Stated exercise 1: Rewrite the ggplot2 solutions page starting at "Exercise A - (2" and ending at "based on gapminder_2007.", changing "scatterplot" to "scatter plot".
Stated exercise 2: Repeat word for word the entries starting at the line that contains "1223, 100, 1244]" and ending at the line that contains "269, 100, 290]".

Quoted passage:

** Start **

Introduction to ggplot2 - Solutions

Exercise A - (2 min)

  1. Using the preceding slide as a template, make a scatterplot with pop on the x-axis and lifeExp on the y-axis, based on gapminder_2007.
  2. Repeat the preceding but with gdpPercap on the y-axis.

Solution

# Prep
library(gapminder)
library(tidyverse)

gapminder_2007 <- gapminder %>% 
  filter(year == 2007)

# Part 1
gapminder_2007 |> 
ggplot(aes(x = gdpPercap, y = lifeExp)) + 
  geom_point()

# Part 2
gapminder_2007 |> 
ggplot(aes(x = pop, y = gdpPercap)) + 
  geom_point()

Exercise B - (5 min)

Label your axes and give each plot a title!

  1. Make a scatterplot with the log base 10 of pop on the x-axis and lifeExp on the y-axis using gapminder_2007.
  2. Figure out how to make a plot with the y-axis on the log scale. Then repeat my plot from the previous slide with gdpPercap in levels and lifeExp in logs.
  3. Repeat 2 but with both axes on the log scale.

Solution

# Part 1
gapminder_2007 |> 
  ggplot(aes(x = pop, y = lifeExp)) +
  geom_point() +
  scale_x_log10()

** End **

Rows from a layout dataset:
** Start **

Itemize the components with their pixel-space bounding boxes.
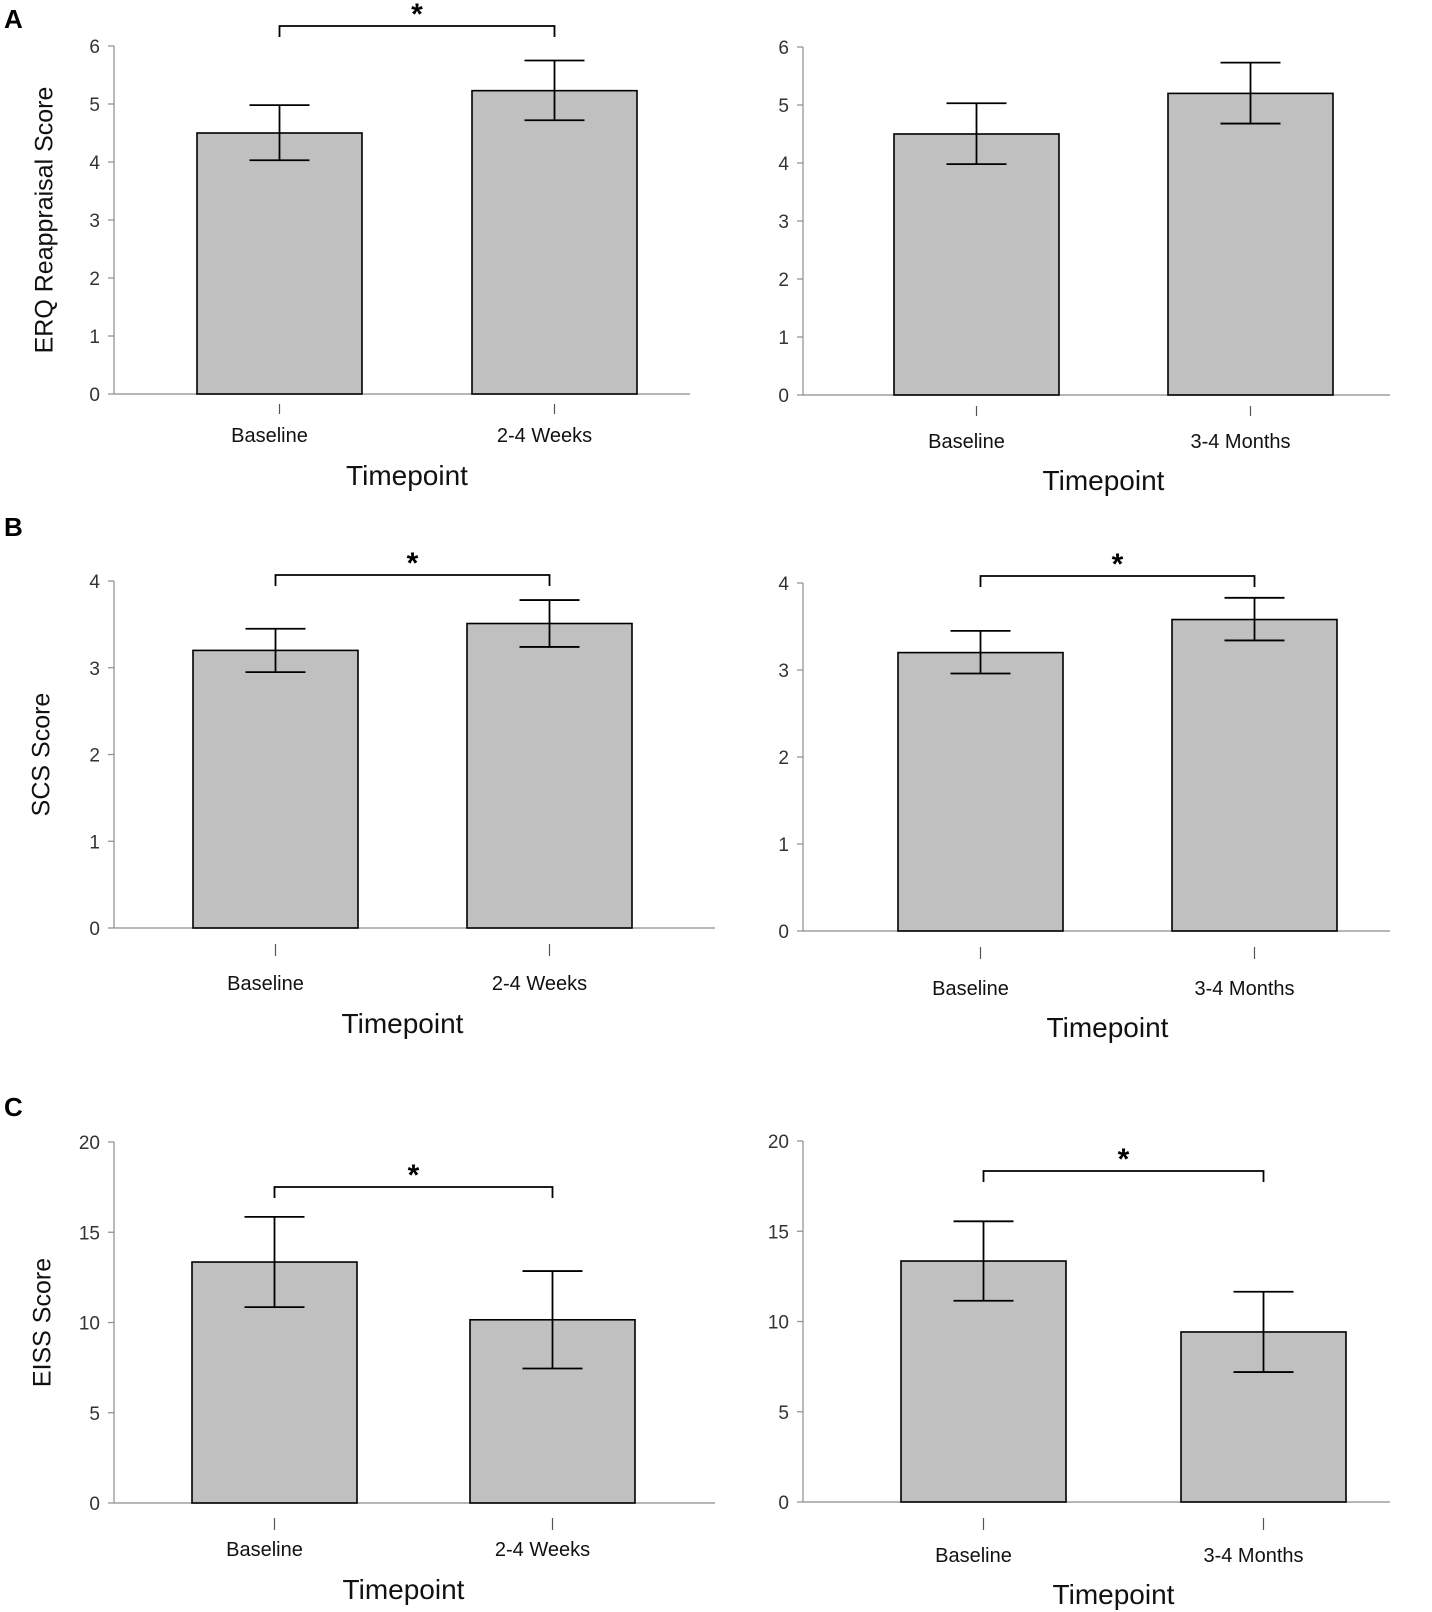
y-tick-label: 15	[79, 1223, 100, 1244]
x-axis-title: Timepoint	[343, 1574, 465, 1605]
y-tick-label: 1	[89, 327, 100, 348]
y-tick-label: 0	[778, 922, 789, 943]
y-tick-label: 10	[768, 1313, 789, 1334]
y-tick-label: 2	[89, 269, 100, 290]
x-axis-title: Timepoint	[1043, 465, 1165, 496]
bar-2-4-weeks	[466, 622, 633, 929]
chart-1: 0 1 2 3 4 5 6 Baseline 2-4 Weeks Timepoint ERQ Rea…	[31, 0, 690, 491]
y-tick-label: 6	[778, 38, 789, 59]
x-category-label: Baseline	[935, 1545, 1012, 1567]
x-category-label: Baseline	[227, 973, 304, 995]
chart-6: 0 5 10 15 20 Baseline 3-4 Months Timepoint *	[768, 1132, 1390, 1610]
y-tick-label: 10	[79, 1314, 100, 1335]
y-tick-label: 3	[778, 661, 789, 682]
significance-asterisk: *	[1118, 1143, 1130, 1176]
bar-baseline	[900, 1260, 1067, 1503]
y-tick-label: 5	[778, 96, 789, 117]
x-axis-title: Timepoint	[1047, 1012, 1169, 1043]
significance-bracket	[979, 575, 1256, 587]
y-tick-label: 3	[778, 212, 789, 233]
y-tick-label: 4	[89, 572, 100, 593]
x-category-label: 3-4 Months	[1190, 431, 1290, 453]
bar-baseline	[192, 649, 359, 929]
significance-bracket	[274, 574, 551, 586]
y-tick-label: 1	[778, 328, 789, 349]
y-tick-label: 6	[89, 37, 100, 58]
significance-bracket	[982, 1170, 1265, 1182]
panel-letter-c: C	[4, 1092, 23, 1122]
y-tick-label: 3	[89, 211, 100, 232]
y-tick-label: 15	[768, 1222, 789, 1243]
x-category-label: Baseline	[928, 431, 1005, 453]
significance-bracket	[273, 1186, 554, 1198]
chart-5: 0 5 10 15 20 Baseline 2-4 Weeks Timepoint EISS S…	[29, 1133, 715, 1605]
significance-asterisk: *	[411, 0, 423, 31]
x-category-label: Baseline	[226, 1539, 303, 1561]
y-tick-label: 4	[89, 153, 100, 174]
y-axis-title: EISS Score	[29, 1258, 57, 1387]
y-tick-label: 1	[89, 832, 100, 853]
bar-baseline	[196, 132, 363, 395]
y-tick-label: 0	[778, 386, 789, 407]
y-tick-label: 20	[79, 1133, 100, 1154]
y-tick-label: 1	[778, 835, 789, 856]
y-tick-label: 2	[89, 746, 100, 767]
bar-baseline	[893, 133, 1060, 396]
y-tick-label: 0	[778, 1493, 789, 1514]
chart-2: 0 1 2 3 4 5 6 Baseline 3-4 Months Timepoint	[778, 38, 1390, 496]
y-tick-label: 0	[89, 385, 100, 406]
x-category-label: Baseline	[231, 425, 308, 447]
significance-asterisk: *	[1112, 548, 1124, 581]
x-category-label: 2-4 Weeks	[497, 425, 592, 447]
y-tick-label: 4	[778, 154, 789, 175]
y-tick-label: 20	[768, 1132, 789, 1153]
y-tick-label: 5	[778, 1403, 789, 1424]
x-category-label: 3-4 Months	[1203, 1545, 1303, 1567]
y-tick-label: 0	[89, 919, 100, 940]
y-axis-title: ERQ Reappraisal Score	[31, 87, 59, 354]
bar-3-4-months	[1167, 92, 1334, 396]
x-axis-title: Timepoint	[346, 460, 468, 491]
x-category-label: 2-4 Weeks	[495, 1539, 590, 1561]
chart-4: 0 1 2 3 4 Baseline 3-4 Months Timepoint *	[778, 548, 1390, 1043]
y-tick-label: 5	[89, 95, 100, 116]
significance-asterisk: *	[408, 1159, 420, 1192]
x-axis-title: Timepoint	[342, 1008, 464, 1039]
significance-bracket	[278, 25, 556, 37]
y-tick-label: 4	[778, 574, 789, 595]
significance-asterisk: *	[407, 547, 419, 580]
x-axis-title: Timepoint	[1053, 1579, 1175, 1610]
y-tick-label: 5	[89, 1404, 100, 1425]
y-tick-label: 0	[89, 1494, 100, 1515]
x-category-label: 2-4 Weeks	[492, 973, 587, 995]
bar-2-4-weeks	[471, 89, 638, 395]
y-axis-title: SCS Score	[28, 693, 56, 817]
charts-container: 0 1 2 3 4 5 6 Baseline 2-4 Weeks Timepoint ERQ Rea…	[28, 0, 1390, 1610]
y-tick-label: 2	[778, 270, 789, 291]
x-category-label: Baseline	[932, 978, 1009, 1000]
chart-3: 0 1 2 3 4 Baseline 2-4 Weeks Timepoint SCS Score…	[28, 547, 715, 1039]
y-tick-label: 2	[778, 748, 789, 769]
y-tick-label: 3	[89, 659, 100, 680]
bar-3-4-months	[1171, 618, 1338, 932]
bar-baseline	[897, 651, 1064, 932]
panel-letter-b: B	[4, 512, 23, 542]
panel-letter-a: A	[4, 4, 23, 34]
x-category-label: 3-4 Months	[1194, 978, 1294, 1000]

** End **

Expected answer 1:
Exercise A - (2 min)

  1. Using the preceding slide as a template, make a scatter plot with pop on the x-axis and lifeExp on the y-axis, based on gapminder_2007.

Expected answer 2:
y-tick-label: 15	[79, 1223, 100, 1244]
x-axis-title: Timepoint	[343, 1574, 465, 1605]
y-tick-label: 1	[89, 327, 100, 348]
y-tick-label: 0	[778, 922, 789, 943]
y-tick-label: 10	[768, 1313, 789, 1334]
y-tick-label: 2	[89, 269, 100, 290]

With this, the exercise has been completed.